[Stored data]
------------------------------------------------------------------------

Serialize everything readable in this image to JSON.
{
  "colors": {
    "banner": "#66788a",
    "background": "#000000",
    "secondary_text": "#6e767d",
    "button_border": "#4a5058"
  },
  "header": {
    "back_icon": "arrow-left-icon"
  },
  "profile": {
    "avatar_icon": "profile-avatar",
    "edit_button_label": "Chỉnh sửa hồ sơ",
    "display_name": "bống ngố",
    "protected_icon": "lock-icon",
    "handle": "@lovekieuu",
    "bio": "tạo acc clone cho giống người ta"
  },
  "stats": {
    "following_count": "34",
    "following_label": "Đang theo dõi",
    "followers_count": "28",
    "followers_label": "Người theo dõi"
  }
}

------------------------------------------------------------------------

Give the number of lines in the listing above that hold the string "profile", with nothing else.

2